PROBLEM REQUIREMENTS>
Say how many lines include the word "shape". Reply with nothing but the number.

------ DATA SHOWN

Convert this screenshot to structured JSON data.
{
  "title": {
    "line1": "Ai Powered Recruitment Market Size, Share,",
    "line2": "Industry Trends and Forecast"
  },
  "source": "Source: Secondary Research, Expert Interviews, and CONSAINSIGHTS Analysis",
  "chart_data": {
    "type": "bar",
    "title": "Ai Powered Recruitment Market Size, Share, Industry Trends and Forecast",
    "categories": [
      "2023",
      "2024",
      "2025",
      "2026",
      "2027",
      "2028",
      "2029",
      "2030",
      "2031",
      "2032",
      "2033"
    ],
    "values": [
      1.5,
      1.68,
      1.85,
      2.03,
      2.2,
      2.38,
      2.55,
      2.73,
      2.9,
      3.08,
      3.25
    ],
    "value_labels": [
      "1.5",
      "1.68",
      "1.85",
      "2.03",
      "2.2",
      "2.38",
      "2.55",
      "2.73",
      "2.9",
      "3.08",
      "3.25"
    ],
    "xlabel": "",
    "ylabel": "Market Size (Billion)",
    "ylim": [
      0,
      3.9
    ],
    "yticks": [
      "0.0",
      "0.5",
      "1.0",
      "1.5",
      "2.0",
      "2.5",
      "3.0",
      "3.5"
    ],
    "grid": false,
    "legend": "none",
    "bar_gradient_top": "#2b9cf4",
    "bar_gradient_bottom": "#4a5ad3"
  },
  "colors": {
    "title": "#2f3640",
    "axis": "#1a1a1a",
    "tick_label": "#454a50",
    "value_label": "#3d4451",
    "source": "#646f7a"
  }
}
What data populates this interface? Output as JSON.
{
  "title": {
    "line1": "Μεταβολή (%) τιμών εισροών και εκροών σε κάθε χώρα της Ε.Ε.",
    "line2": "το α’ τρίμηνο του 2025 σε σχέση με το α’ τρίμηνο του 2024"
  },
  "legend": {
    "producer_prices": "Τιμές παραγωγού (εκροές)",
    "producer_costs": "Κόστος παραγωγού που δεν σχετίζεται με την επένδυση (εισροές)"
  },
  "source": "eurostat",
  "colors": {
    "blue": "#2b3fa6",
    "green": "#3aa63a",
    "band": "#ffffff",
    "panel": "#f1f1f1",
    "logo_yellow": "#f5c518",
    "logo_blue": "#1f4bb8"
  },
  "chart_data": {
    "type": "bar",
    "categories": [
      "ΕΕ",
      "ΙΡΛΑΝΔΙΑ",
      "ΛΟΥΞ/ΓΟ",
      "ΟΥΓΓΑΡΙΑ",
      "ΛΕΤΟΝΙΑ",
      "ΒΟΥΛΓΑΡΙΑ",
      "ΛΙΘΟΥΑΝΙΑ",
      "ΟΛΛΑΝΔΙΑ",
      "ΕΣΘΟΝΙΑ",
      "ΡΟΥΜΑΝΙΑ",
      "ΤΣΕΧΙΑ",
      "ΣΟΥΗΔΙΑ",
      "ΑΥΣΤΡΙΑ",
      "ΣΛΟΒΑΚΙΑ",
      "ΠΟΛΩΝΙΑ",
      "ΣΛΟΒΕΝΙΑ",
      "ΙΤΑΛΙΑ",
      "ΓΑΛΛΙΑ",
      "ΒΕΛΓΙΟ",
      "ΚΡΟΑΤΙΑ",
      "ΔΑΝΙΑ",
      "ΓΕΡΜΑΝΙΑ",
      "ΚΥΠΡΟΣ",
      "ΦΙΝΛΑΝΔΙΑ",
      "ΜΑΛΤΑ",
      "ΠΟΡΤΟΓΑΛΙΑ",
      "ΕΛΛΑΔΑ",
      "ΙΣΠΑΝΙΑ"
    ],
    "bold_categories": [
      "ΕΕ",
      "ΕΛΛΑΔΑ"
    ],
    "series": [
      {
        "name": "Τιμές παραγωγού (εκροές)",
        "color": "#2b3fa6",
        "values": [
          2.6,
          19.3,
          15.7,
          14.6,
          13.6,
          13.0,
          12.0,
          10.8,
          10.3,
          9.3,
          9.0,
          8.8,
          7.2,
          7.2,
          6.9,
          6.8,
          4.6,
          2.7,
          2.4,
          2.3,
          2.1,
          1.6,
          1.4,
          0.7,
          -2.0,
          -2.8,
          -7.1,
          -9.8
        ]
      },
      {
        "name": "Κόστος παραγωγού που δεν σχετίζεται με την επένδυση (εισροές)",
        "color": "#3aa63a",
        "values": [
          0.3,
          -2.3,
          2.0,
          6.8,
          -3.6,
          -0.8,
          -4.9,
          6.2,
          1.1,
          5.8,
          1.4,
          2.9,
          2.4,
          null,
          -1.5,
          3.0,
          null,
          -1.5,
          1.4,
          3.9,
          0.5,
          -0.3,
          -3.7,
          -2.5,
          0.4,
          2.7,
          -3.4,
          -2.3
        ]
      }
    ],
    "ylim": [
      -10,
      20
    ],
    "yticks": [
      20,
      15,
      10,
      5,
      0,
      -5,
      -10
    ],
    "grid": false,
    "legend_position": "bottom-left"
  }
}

------------
------ DATA SHOWN

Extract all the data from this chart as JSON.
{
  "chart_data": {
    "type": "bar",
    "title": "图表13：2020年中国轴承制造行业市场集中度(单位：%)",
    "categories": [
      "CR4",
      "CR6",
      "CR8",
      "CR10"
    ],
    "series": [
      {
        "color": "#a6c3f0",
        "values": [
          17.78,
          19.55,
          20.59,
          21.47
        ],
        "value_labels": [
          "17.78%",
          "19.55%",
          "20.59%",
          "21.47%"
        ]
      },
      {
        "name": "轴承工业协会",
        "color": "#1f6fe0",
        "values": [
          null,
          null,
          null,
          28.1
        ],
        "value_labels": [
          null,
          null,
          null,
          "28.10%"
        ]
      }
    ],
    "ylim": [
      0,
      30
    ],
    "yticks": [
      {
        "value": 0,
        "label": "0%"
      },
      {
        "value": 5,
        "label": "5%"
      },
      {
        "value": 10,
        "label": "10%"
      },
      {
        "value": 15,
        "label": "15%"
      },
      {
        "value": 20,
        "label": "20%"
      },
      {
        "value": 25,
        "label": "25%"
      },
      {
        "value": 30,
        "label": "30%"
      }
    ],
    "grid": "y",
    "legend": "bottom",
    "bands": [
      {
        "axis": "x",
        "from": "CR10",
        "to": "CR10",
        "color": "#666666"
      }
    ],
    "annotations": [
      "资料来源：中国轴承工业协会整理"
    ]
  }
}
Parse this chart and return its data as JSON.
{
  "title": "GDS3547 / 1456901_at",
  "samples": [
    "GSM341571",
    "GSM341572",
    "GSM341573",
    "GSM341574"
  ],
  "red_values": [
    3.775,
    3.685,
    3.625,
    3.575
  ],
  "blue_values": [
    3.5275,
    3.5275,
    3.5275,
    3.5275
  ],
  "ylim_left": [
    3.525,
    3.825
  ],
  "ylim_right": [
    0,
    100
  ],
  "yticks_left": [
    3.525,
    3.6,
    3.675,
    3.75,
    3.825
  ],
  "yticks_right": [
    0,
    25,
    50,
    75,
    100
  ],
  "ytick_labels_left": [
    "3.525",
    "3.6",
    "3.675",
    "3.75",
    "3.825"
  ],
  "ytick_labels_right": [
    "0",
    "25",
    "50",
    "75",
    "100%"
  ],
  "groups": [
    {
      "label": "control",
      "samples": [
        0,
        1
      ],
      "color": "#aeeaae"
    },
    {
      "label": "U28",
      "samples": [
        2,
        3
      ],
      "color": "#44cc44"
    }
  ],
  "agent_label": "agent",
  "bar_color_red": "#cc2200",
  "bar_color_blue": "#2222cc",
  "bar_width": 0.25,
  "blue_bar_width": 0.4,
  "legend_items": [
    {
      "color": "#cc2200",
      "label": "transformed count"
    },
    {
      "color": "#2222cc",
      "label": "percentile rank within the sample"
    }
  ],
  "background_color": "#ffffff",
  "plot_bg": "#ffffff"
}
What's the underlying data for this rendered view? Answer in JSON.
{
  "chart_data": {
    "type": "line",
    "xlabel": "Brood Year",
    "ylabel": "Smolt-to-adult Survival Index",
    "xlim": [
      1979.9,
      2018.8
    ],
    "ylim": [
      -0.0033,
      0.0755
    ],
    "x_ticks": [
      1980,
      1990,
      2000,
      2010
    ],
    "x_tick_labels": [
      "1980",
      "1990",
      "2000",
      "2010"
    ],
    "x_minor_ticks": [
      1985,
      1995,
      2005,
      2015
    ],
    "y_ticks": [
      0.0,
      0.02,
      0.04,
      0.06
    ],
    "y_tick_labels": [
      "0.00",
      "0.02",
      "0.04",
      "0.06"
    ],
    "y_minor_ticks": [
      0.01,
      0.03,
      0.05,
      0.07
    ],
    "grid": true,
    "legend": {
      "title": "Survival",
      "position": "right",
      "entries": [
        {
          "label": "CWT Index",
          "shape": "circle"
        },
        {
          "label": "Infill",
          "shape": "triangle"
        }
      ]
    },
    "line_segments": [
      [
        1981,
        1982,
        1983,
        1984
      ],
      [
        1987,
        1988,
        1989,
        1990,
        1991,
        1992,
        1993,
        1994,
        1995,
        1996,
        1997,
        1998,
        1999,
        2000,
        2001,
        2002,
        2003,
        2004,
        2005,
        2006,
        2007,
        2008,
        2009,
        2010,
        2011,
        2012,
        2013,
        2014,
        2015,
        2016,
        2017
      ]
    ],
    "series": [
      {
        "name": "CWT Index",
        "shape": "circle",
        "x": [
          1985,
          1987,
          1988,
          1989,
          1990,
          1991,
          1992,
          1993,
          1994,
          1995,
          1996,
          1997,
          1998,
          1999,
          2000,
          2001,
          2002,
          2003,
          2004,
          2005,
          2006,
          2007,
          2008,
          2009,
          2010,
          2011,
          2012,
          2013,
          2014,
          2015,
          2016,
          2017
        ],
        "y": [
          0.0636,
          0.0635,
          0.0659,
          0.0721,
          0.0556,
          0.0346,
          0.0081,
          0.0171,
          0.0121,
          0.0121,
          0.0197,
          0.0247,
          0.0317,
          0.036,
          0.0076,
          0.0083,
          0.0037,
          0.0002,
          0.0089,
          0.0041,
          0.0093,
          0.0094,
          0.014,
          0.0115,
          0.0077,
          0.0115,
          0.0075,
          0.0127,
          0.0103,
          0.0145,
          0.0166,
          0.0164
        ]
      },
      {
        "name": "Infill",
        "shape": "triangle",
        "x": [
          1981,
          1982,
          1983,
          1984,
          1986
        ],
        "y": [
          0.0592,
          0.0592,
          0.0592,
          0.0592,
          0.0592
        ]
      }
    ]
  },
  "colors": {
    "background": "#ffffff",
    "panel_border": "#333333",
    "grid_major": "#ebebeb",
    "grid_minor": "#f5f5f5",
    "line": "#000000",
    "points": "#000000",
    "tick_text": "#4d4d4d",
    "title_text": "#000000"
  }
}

------------

TASK RESPONSE>
4